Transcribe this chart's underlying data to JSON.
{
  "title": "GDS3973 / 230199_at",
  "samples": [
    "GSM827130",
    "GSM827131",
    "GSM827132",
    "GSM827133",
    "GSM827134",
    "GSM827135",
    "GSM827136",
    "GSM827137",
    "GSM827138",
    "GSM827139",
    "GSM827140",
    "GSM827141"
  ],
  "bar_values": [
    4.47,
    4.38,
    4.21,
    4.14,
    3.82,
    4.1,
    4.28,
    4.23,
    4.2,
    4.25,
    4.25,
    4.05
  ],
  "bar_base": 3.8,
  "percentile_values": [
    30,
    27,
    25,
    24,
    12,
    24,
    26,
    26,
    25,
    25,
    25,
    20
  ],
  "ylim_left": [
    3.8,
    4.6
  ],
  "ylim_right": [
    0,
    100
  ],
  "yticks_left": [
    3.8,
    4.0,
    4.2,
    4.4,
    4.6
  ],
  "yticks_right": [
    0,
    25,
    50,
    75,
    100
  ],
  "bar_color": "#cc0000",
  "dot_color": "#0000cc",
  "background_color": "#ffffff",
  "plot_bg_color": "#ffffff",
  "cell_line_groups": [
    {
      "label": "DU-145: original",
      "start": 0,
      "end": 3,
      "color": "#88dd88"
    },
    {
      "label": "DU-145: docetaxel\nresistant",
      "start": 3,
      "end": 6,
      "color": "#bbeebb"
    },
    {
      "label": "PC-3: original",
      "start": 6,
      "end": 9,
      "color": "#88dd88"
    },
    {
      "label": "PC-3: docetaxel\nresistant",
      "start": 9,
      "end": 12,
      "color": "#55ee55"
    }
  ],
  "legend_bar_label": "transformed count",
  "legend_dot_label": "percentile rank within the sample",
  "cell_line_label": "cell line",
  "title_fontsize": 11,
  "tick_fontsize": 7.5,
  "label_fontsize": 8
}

+---+

→ **GIVEN REQUEST**: Every line above that contains the word "original" should be reported.

→ **THE SOLUTION**:
      "label": "DU-145: original",
      "label": "PC-3: original",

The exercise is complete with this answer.